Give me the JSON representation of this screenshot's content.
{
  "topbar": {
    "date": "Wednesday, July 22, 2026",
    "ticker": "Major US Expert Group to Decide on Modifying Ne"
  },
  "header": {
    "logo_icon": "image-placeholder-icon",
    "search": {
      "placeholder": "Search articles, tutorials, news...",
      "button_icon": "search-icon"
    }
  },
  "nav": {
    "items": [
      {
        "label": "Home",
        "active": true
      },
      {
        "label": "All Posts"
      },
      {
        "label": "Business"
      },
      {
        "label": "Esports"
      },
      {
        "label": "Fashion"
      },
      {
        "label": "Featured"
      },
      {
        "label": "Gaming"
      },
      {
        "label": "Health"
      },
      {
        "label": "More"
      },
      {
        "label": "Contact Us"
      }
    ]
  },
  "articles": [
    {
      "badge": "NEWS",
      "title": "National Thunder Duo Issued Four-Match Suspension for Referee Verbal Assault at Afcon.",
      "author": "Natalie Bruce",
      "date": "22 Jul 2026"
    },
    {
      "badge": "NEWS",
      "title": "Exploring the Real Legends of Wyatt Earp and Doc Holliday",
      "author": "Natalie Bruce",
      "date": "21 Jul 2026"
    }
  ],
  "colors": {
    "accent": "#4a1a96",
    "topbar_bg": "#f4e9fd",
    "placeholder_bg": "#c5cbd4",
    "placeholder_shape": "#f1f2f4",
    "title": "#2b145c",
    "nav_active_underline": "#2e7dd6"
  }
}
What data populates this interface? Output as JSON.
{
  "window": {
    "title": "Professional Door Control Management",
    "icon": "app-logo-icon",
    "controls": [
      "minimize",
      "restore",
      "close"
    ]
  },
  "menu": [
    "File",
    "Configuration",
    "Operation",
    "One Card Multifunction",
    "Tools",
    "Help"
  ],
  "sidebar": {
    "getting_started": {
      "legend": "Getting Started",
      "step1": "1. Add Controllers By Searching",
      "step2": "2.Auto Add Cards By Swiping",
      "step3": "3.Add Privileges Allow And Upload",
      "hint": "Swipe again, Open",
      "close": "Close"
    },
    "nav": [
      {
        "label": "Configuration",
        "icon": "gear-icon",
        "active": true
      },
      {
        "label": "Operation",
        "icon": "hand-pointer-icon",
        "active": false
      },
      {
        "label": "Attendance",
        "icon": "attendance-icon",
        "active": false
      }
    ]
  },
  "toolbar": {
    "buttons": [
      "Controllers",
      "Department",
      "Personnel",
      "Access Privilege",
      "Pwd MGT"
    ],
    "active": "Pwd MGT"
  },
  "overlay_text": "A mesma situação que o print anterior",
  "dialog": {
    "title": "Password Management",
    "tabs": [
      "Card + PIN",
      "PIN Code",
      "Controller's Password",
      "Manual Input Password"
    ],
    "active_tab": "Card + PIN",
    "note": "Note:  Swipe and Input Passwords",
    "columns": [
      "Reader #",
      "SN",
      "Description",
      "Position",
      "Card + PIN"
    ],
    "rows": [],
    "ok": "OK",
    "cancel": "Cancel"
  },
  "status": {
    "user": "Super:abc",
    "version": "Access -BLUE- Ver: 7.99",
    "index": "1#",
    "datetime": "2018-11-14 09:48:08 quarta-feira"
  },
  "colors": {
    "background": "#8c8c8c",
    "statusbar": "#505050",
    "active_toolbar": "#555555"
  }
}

┄┄┄┄┄┄┄┄┄┄┄┄┄┄┄┄┄┄┄┄

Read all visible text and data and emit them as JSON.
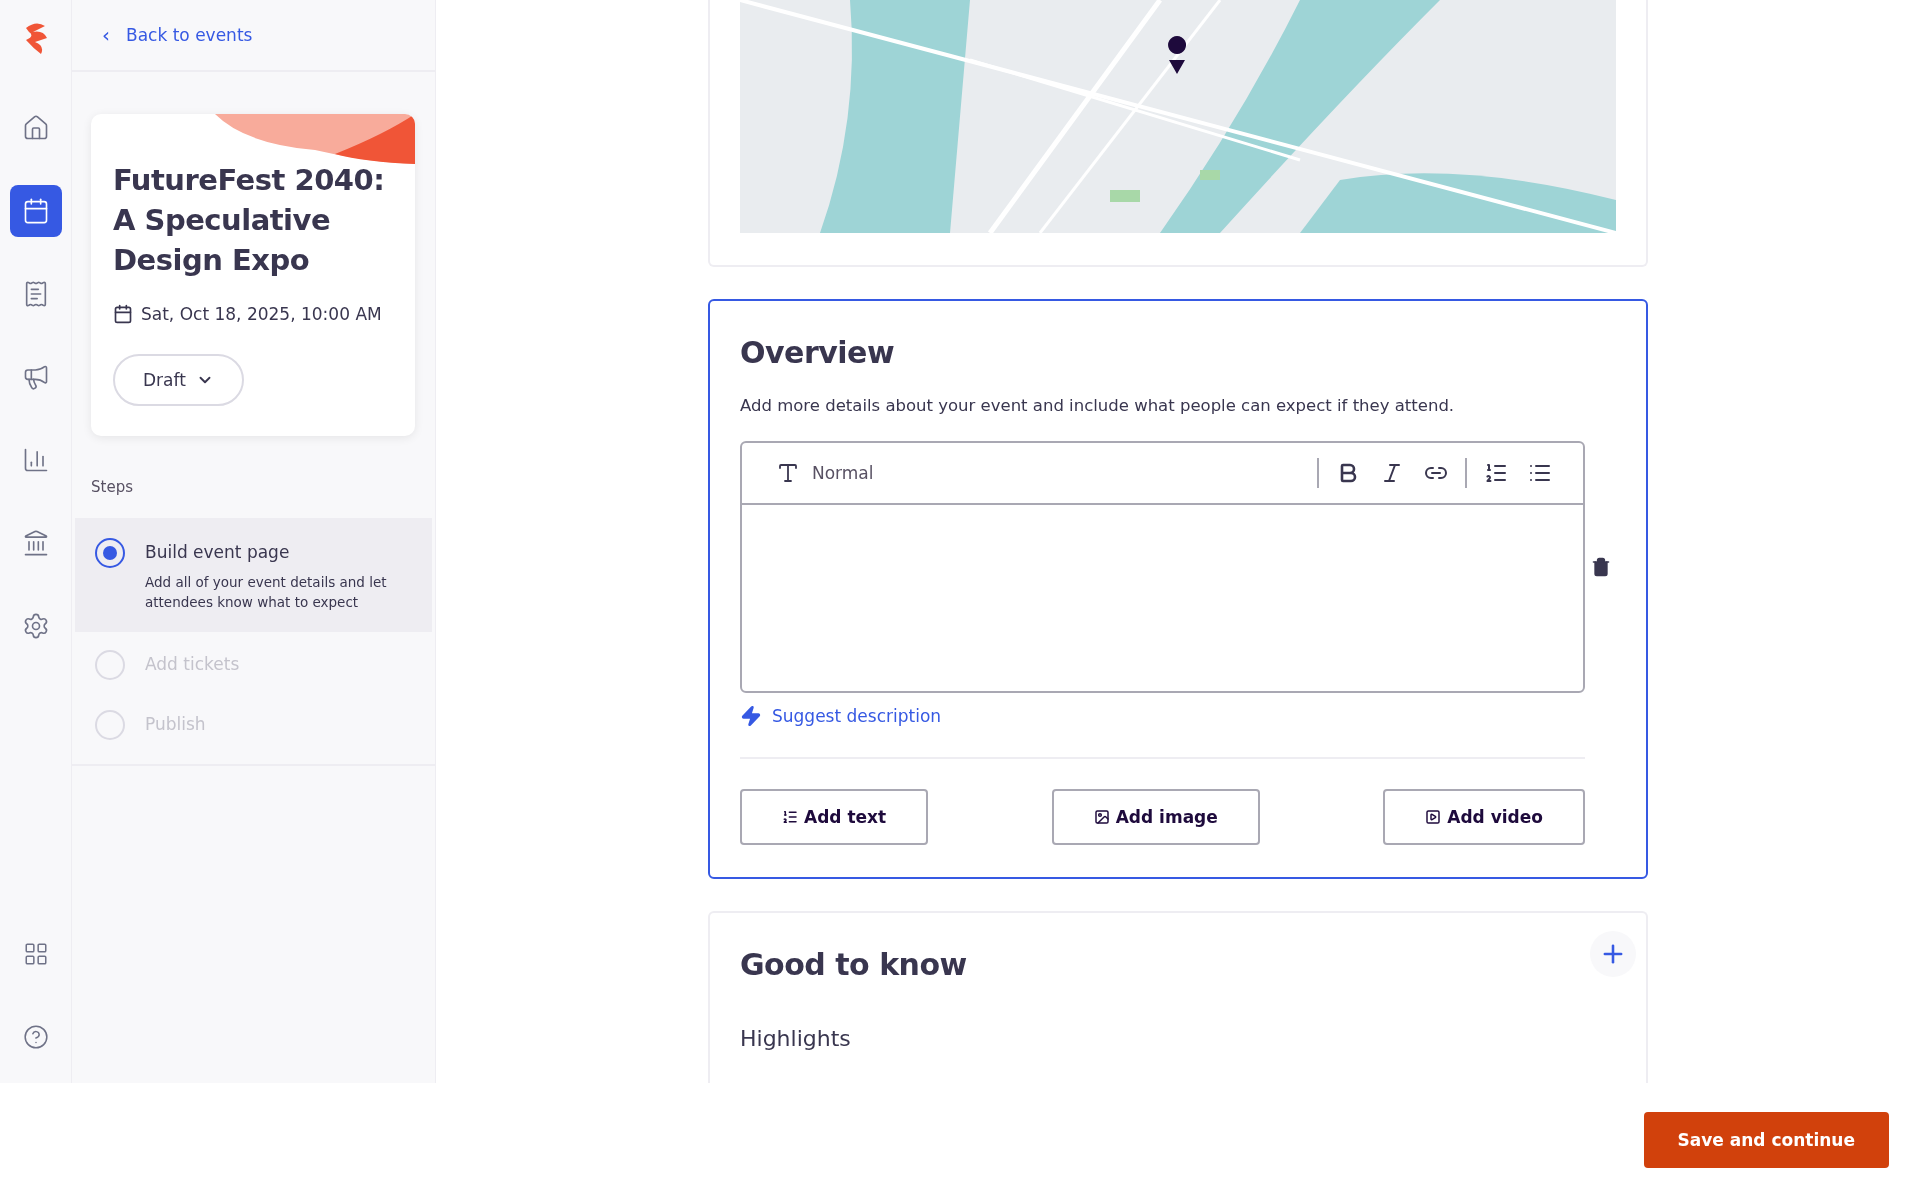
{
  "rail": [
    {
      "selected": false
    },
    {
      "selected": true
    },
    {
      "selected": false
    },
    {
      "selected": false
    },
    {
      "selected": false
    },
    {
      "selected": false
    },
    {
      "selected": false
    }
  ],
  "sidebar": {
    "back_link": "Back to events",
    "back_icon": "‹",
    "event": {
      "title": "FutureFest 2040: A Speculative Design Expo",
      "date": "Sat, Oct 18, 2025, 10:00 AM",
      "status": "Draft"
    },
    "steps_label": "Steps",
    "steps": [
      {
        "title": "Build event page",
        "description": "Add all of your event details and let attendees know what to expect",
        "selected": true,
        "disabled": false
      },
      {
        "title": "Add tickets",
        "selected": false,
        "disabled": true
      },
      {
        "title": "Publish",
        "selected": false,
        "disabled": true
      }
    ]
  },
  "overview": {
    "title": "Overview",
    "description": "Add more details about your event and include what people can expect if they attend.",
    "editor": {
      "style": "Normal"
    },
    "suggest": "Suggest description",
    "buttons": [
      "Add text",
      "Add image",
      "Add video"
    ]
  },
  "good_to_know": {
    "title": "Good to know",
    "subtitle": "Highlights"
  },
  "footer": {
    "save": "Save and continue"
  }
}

┄┄┄┄┄┄┄┄┄┄┄┄┄┄┄┄┄┄┄┄

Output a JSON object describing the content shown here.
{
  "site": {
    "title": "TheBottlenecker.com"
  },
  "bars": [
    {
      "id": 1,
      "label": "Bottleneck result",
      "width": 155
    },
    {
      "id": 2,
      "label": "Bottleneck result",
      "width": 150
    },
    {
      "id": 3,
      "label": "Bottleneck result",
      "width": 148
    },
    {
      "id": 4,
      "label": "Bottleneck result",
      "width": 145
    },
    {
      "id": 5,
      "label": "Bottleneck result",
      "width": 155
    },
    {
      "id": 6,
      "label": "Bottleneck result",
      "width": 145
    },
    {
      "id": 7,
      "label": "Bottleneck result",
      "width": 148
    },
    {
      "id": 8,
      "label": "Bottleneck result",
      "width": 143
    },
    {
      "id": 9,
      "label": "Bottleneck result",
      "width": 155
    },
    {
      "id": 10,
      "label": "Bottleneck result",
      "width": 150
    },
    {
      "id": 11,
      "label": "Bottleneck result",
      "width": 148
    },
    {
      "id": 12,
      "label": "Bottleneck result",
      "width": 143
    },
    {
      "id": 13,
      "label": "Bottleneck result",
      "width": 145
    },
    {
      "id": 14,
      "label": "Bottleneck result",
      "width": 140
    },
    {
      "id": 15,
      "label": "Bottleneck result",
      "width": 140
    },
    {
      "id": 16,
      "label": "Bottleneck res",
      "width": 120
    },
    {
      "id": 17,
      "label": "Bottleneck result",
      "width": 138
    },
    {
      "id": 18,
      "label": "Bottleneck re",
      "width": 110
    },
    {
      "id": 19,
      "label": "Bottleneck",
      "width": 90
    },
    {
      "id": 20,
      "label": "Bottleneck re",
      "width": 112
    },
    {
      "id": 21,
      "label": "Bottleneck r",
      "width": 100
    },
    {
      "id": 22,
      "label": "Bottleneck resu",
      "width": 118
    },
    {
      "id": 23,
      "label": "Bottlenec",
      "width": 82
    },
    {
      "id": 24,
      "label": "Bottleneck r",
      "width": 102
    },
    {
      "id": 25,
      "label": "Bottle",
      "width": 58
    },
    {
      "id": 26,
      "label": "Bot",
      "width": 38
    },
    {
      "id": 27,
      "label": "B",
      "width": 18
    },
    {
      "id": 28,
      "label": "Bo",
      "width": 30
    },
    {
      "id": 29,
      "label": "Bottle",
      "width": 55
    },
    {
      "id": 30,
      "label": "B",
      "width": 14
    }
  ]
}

┄┄┄┄┄┄┄┄┄┄┄┄┄┄┄┄┄┄┄┄

Above are the records. Identify each line that contains the word "content".

Give me the JSON representation of this screenshot's content.
Output a JSON object describing the content shown here.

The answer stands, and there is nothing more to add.